══ INPUT DATA ══

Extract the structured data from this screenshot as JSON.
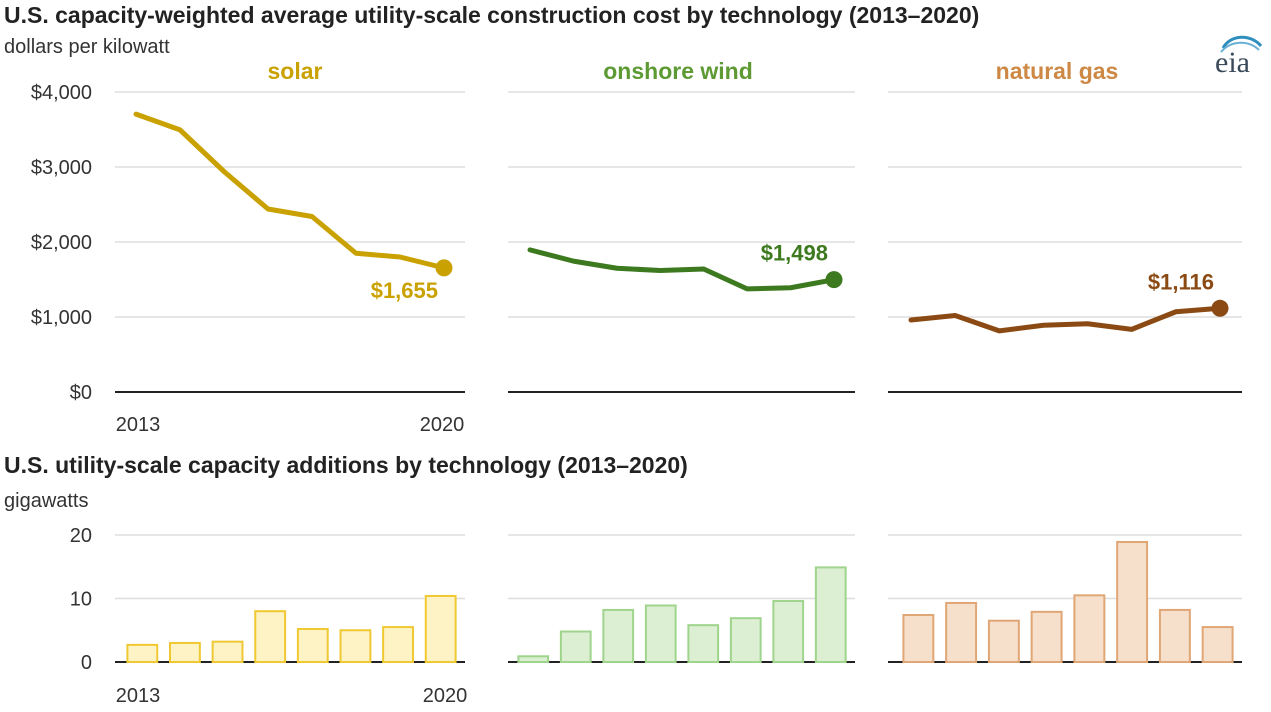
{
  "top_title": "U.S. capacity-weighted average utility-scale construction cost by technology (2013–2020)",
  "top_unit": "dollars per kilowatt",
  "bottom_title": "U.S. utility-scale capacity additions by technology (2013–2020)",
  "bottom_unit": "gigawatts",
  "logo_text": "eia",
  "colors": {
    "solar_line": "#c9a100",
    "wind_line": "#3d7a1f",
    "gas_line": "#8b4a14",
    "solar_title": "#c9a100",
    "wind_title": "#5d9a34",
    "gas_title": "#cc8844",
    "solar_bar_fill": "#fdf3c4",
    "solar_bar_stroke": "#f0c832",
    "wind_bar_fill": "#ddefd3",
    "wind_bar_stroke": "#9fd48c",
    "gas_bar_fill": "#f6e0cb",
    "gas_bar_stroke": "#e0a676"
  },
  "chart_data": [
    {
      "type": "line",
      "panel": "construction-cost",
      "title": "U.S. capacity-weighted average utility-scale construction cost by technology (2013–2020)",
      "ylabel": "dollars per kilowatt",
      "x": [
        2013,
        2014,
        2015,
        2016,
        2017,
        2018,
        2019,
        2020
      ],
      "x_tick_labels": [
        "2013",
        "2020"
      ],
      "ylim": [
        0,
        4000
      ],
      "y_ticks": [
        0,
        1000,
        2000,
        3000,
        4000
      ],
      "y_tick_labels": [
        "$0",
        "$1,000",
        "$2,000",
        "$3,000",
        "$4,000"
      ],
      "grid": true,
      "series": [
        {
          "name": "solar",
          "values": [
            3705,
            3495,
            2940,
            2440,
            2340,
            1850,
            1800,
            1655
          ],
          "end_label": "$1,655"
        },
        {
          "name": "onshore wind",
          "values": [
            1895,
            1745,
            1650,
            1620,
            1640,
            1375,
            1390,
            1498
          ],
          "end_label": "$1,498"
        },
        {
          "name": "natural gas",
          "values": [
            960,
            1020,
            815,
            890,
            910,
            835,
            1070,
            1116
          ],
          "end_label": "$1,116"
        }
      ]
    },
    {
      "type": "bar",
      "panel": "capacity-additions",
      "title": "U.S. utility-scale capacity additions by technology (2013–2020)",
      "ylabel": "gigawatts",
      "categories": [
        "2013",
        "2014",
        "2015",
        "2016",
        "2017",
        "2018",
        "2019",
        "2020"
      ],
      "x_tick_labels": [
        "2013",
        "2020"
      ],
      "ylim": [
        0,
        20
      ],
      "y_ticks": [
        0,
        10,
        20
      ],
      "y_tick_labels": [
        "0",
        "10",
        "20"
      ],
      "grid": true,
      "series": [
        {
          "name": "solar",
          "values": [
            2.7,
            3.0,
            3.2,
            8.0,
            5.2,
            5.0,
            5.5,
            10.4
          ]
        },
        {
          "name": "onshore wind",
          "values": [
            0.9,
            4.8,
            8.2,
            8.9,
            5.8,
            6.9,
            9.6,
            14.9
          ]
        },
        {
          "name": "natural gas",
          "values": [
            7.4,
            9.3,
            6.5,
            7.9,
            10.5,
            18.9,
            8.2,
            5.5
          ]
        }
      ]
    }
  ]
}
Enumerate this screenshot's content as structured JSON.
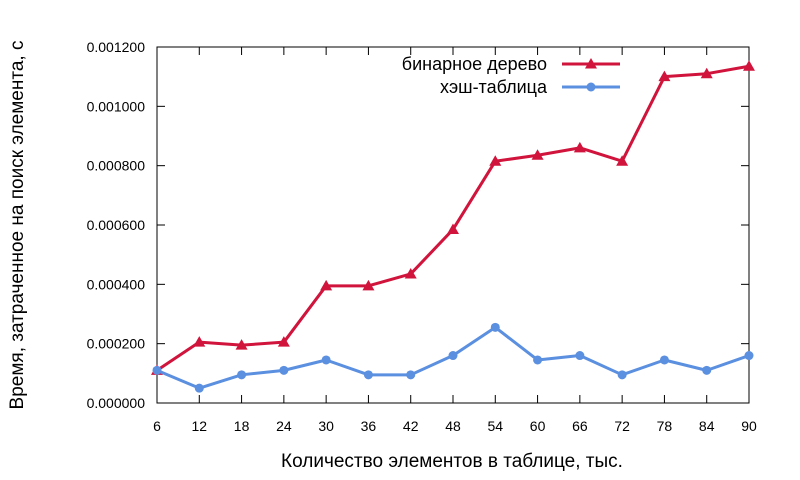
{
  "chart_data": {
    "type": "line",
    "xlabel": "Количество элементов в таблице, тыс.",
    "ylabel": "Время, затраченное на поиск элемента, с",
    "categories": [
      "6",
      "12",
      "18",
      "24",
      "30",
      "36",
      "42",
      "48",
      "54",
      "60",
      "66",
      "72",
      "78",
      "84",
      "90"
    ],
    "ylim": [
      0,
      0.0012
    ],
    "yticks": [
      "0.000000",
      "0.000200",
      "0.000400",
      "0.000600",
      "0.000800",
      "0.001000",
      "0.001200"
    ],
    "ytick_values": [
      0,
      0.0002,
      0.0004,
      0.0006,
      0.0008,
      0.001,
      0.0012
    ],
    "grid": false,
    "legend_position": "top-right",
    "series": [
      {
        "name": "бинарное дерево",
        "color": "#d0143c",
        "marker": "triangle",
        "values": [
          0.00011,
          0.000205,
          0.000195,
          0.000205,
          0.000395,
          0.000395,
          0.000435,
          0.000585,
          0.000815,
          0.000835,
          0.00086,
          0.000815,
          0.0011,
          0.00111,
          0.001135
        ]
      },
      {
        "name": "хэш-таблица",
        "color": "#5b8fdf",
        "marker": "circle",
        "values": [
          0.00011,
          5e-05,
          9.5e-05,
          0.00011,
          0.000145,
          9.5e-05,
          9.5e-05,
          0.00016,
          0.000255,
          0.000145,
          0.00016,
          9.5e-05,
          0.000145,
          0.00011,
          0.00016
        ]
      }
    ]
  }
}
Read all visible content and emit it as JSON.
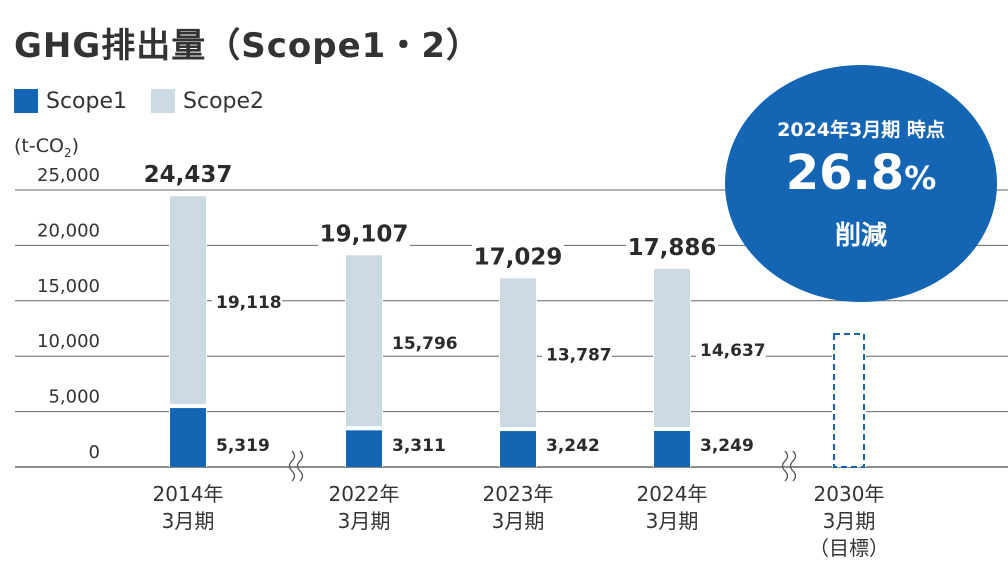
{
  "title": "GHG排出量（Scope1・2）",
  "unit_label_prefix": "(t-CO",
  "unit_label_sub": "2",
  "unit_label_suffix": ")",
  "callout": {
    "line1": "2024年3月期 時点",
    "value": "26.8",
    "percent": "%",
    "line3": "削減"
  },
  "colors": {
    "scope1": "#1565b5",
    "scope2": "#ccdbe3",
    "grid": "#666666",
    "callout": "#1565b5"
  },
  "chart_data": {
    "type": "bar",
    "stacked": true,
    "categories": [
      [
        "2014年",
        "3月期"
      ],
      [
        "2022年",
        "3月期"
      ],
      [
        "2023年",
        "3月期"
      ],
      [
        "2024年",
        "3月期"
      ],
      [
        "2030年",
        "3月期",
        "（目標）"
      ]
    ],
    "series": [
      {
        "name": "Scope1",
        "values": [
          5319,
          3311,
          3242,
          3249,
          null
        ]
      },
      {
        "name": "Scope2",
        "values": [
          19118,
          15796,
          13787,
          14637,
          null
        ]
      }
    ],
    "scope1_labels": [
      "5,319",
      "3,311",
      "3,242",
      "3,249"
    ],
    "scope2_labels": [
      "19,118",
      "15,796",
      "13,787",
      "14,637"
    ],
    "totals": [
      24437,
      19107,
      17029,
      17886,
      null
    ],
    "total_labels": [
      "24,437",
      "19,107",
      "17,029",
      "17,886"
    ],
    "target_value": 12000,
    "yticks": [
      0,
      5000,
      10000,
      15000,
      20000,
      25000
    ],
    "ytick_labels": [
      "0",
      "5,000",
      "10,000",
      "15,000",
      "20,000",
      "25,000"
    ],
    "ylim": [
      0,
      26000
    ],
    "grid": true,
    "legend": "top-left",
    "axis_breaks": "between 2014 and 2022, and between 2024 and 2030"
  }
}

═══

| TASK |
Which lines contain "this"? Show each of them.

| WRITTEN ANSWER |
Extract the structured data from this screenshot as JSON.
Enumerate this screenshot's content as structured JSON.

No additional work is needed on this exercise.